[Objective] Express the stretch of the material from its first line through the line containing "bar [541,198,555,391]" as a JSON list of strings, with one string per line and blank lines omitted.

========================

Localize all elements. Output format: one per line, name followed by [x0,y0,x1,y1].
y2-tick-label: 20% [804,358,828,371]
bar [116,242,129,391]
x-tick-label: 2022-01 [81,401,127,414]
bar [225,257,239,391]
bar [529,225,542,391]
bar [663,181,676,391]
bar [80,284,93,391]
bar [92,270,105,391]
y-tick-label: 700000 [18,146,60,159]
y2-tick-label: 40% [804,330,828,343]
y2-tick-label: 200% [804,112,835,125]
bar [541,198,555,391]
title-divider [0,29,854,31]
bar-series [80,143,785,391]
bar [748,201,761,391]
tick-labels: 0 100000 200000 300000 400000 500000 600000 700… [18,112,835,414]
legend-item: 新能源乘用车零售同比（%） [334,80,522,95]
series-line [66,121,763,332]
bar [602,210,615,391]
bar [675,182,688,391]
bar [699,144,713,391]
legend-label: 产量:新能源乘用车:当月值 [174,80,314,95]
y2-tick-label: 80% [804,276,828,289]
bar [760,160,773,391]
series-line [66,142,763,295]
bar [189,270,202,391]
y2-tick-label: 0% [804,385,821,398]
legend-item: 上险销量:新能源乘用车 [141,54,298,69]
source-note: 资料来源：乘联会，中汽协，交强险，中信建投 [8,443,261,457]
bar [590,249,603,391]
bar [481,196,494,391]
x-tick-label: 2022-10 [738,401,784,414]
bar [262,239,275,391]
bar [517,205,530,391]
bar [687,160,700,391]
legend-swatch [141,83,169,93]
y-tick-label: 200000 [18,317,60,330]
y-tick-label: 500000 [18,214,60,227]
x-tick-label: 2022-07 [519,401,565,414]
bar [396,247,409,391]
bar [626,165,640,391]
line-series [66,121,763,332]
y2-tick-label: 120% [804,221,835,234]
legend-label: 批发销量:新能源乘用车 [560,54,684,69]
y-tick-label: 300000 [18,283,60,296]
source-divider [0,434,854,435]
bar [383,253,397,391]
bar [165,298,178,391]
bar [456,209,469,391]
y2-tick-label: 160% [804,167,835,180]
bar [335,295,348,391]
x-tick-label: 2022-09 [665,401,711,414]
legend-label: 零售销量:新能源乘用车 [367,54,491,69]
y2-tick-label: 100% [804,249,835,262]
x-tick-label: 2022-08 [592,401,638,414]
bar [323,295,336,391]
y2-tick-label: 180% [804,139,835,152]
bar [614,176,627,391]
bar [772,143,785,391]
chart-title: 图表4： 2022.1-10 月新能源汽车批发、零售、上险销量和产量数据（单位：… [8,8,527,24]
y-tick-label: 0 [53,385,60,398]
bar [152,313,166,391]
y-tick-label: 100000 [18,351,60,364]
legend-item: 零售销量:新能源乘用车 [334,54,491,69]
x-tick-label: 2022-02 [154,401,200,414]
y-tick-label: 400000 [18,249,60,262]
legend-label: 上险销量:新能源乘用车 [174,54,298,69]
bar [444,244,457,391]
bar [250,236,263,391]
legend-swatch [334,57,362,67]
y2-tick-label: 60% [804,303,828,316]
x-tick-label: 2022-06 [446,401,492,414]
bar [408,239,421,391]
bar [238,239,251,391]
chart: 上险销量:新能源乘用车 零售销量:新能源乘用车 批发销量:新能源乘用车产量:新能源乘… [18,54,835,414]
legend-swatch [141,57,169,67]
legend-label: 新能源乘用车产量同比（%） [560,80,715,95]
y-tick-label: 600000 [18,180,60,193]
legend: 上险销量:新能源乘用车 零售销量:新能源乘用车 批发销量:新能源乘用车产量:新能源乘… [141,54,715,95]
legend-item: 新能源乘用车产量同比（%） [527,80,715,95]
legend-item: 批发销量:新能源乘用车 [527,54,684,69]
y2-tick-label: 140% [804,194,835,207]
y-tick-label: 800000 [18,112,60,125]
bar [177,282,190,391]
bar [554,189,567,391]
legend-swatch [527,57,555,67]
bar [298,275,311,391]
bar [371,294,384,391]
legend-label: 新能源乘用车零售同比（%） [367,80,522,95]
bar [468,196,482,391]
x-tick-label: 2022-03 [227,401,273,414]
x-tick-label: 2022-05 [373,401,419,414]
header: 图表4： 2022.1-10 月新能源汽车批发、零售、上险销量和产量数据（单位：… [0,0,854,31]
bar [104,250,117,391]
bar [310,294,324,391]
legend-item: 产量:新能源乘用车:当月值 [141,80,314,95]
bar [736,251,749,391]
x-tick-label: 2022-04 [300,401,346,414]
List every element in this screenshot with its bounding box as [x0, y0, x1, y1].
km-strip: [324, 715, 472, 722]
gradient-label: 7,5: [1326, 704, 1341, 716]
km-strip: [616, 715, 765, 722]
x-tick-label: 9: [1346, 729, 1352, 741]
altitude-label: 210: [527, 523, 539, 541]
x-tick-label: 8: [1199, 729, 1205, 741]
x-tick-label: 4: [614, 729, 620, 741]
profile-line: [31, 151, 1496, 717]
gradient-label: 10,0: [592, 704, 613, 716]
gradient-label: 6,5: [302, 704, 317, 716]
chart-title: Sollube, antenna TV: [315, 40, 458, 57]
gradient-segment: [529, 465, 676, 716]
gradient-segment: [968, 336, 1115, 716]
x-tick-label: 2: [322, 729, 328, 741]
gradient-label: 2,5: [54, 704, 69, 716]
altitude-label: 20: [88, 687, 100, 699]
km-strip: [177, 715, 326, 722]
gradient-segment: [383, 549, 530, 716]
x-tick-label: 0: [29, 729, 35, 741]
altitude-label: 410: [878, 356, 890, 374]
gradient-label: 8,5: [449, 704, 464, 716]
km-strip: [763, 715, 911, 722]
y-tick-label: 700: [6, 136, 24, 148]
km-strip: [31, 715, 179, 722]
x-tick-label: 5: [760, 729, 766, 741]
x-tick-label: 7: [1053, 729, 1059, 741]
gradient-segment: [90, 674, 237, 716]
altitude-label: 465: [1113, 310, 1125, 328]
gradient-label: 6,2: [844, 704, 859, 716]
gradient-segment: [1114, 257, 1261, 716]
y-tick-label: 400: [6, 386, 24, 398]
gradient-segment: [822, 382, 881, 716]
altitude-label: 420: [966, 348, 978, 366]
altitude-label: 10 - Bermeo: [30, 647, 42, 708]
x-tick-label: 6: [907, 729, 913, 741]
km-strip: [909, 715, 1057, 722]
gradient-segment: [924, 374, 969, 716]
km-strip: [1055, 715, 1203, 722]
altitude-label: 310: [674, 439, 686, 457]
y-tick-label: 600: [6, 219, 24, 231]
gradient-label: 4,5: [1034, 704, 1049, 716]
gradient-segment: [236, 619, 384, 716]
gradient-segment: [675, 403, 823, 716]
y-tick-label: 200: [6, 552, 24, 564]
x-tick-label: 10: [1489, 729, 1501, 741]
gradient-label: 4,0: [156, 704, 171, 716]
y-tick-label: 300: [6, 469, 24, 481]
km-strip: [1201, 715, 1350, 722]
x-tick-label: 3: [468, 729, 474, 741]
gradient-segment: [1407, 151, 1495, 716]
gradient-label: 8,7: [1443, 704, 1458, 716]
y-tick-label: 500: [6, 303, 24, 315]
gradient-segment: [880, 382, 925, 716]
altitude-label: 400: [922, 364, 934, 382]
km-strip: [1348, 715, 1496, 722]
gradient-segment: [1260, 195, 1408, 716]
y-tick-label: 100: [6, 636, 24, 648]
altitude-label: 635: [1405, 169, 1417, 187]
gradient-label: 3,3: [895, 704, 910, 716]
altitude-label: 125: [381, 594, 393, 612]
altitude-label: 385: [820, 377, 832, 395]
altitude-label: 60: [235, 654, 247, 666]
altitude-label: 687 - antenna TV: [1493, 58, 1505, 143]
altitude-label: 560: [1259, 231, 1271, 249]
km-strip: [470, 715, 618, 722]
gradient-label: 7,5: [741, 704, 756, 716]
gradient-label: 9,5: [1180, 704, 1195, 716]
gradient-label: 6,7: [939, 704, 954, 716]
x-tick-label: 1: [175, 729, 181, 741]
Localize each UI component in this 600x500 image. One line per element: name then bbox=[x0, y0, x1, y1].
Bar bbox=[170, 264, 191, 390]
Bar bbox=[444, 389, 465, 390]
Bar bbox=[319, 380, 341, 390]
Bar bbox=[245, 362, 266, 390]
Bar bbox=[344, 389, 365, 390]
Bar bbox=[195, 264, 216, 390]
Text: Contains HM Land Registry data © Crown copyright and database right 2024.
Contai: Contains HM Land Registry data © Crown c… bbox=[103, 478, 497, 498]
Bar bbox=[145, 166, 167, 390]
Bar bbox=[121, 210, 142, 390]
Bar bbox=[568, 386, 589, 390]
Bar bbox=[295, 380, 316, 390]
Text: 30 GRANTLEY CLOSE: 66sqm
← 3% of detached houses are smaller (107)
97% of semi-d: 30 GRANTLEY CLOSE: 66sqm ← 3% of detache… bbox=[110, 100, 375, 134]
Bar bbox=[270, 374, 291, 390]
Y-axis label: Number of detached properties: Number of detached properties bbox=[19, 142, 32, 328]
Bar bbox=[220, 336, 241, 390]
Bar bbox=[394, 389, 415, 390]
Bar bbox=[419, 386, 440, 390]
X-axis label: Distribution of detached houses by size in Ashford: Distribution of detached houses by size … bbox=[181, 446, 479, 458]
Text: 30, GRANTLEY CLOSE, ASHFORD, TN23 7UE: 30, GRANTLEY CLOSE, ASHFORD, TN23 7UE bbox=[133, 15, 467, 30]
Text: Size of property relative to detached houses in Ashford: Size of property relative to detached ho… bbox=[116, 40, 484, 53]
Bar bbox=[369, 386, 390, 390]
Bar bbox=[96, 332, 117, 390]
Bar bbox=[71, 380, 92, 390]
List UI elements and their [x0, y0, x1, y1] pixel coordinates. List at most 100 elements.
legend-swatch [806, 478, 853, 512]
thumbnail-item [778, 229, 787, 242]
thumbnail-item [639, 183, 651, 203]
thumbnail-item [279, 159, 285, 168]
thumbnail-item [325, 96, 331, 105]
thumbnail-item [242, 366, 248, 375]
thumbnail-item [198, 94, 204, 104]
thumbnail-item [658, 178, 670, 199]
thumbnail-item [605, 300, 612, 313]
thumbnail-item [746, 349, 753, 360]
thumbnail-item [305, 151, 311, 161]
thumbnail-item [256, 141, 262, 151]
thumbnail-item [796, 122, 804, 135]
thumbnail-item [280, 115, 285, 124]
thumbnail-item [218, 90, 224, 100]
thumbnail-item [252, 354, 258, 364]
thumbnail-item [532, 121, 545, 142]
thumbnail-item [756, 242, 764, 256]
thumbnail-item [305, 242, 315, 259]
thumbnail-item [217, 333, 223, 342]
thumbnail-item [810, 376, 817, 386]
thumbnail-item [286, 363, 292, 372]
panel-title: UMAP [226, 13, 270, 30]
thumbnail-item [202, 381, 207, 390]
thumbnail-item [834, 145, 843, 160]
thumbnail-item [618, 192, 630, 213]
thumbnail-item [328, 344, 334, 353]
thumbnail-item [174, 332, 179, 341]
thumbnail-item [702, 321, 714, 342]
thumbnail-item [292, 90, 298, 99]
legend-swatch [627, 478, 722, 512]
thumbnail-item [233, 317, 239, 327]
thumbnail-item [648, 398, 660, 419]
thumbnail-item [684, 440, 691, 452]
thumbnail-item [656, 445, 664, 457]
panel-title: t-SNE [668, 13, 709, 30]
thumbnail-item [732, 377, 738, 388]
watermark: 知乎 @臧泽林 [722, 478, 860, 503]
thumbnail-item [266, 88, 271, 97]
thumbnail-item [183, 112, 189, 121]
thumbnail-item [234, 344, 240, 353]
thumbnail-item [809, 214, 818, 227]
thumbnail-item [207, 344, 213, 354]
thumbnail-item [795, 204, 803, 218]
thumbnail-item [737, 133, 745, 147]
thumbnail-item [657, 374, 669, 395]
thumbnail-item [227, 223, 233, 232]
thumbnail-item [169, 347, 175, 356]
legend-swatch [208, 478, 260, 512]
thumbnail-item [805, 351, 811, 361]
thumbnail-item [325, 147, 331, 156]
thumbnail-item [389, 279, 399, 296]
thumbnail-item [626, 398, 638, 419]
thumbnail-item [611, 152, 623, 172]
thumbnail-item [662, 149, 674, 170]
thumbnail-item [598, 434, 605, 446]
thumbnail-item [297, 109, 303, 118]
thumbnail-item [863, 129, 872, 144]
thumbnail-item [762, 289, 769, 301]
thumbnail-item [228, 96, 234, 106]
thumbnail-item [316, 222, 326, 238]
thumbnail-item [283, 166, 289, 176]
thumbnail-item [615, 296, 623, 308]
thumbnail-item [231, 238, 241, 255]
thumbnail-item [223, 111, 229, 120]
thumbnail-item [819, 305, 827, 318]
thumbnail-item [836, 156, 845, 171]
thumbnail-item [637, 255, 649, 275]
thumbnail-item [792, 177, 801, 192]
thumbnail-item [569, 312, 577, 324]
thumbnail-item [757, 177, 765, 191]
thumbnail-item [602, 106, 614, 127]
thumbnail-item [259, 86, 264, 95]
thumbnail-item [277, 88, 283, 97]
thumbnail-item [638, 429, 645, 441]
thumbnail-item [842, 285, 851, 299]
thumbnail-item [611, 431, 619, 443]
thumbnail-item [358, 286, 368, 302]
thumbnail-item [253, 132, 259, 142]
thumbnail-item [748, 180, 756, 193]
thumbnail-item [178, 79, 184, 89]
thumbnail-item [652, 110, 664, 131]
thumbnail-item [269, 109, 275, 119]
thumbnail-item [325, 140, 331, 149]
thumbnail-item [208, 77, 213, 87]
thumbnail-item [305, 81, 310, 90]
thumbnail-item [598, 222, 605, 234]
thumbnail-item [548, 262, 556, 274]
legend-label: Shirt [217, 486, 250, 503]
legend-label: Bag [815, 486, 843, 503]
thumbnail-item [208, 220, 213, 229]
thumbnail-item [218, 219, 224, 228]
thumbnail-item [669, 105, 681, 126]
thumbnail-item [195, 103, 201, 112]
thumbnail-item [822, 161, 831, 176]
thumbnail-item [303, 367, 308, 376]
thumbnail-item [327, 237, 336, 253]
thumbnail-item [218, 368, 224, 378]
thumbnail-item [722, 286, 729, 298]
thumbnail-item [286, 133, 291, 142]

========================

[Full response]
[
  "Localize all elements. Output format: one per line, name followed by [x0,y0,x1,y1].",
  "y2-tick-label: 20% [804,358,828,371]",
  "bar [116,242,129,391]",
  "x-tick-label: 2022-01 [81,401,127,414]",
  "bar [225,257,239,391]",
  "bar [529,225,542,391]",
  "bar [663,181,676,391]",
  "bar [80,284,93,391]",
  "bar [92,270,105,391]",
  "y-tick-label: 700000 [18,146,60,159]",
  "y2-tick-label: 40% [804,330,828,343]",
  "y2-tick-label: 200% [804,112,835,125]",
  "bar [541,198,555,391]"
]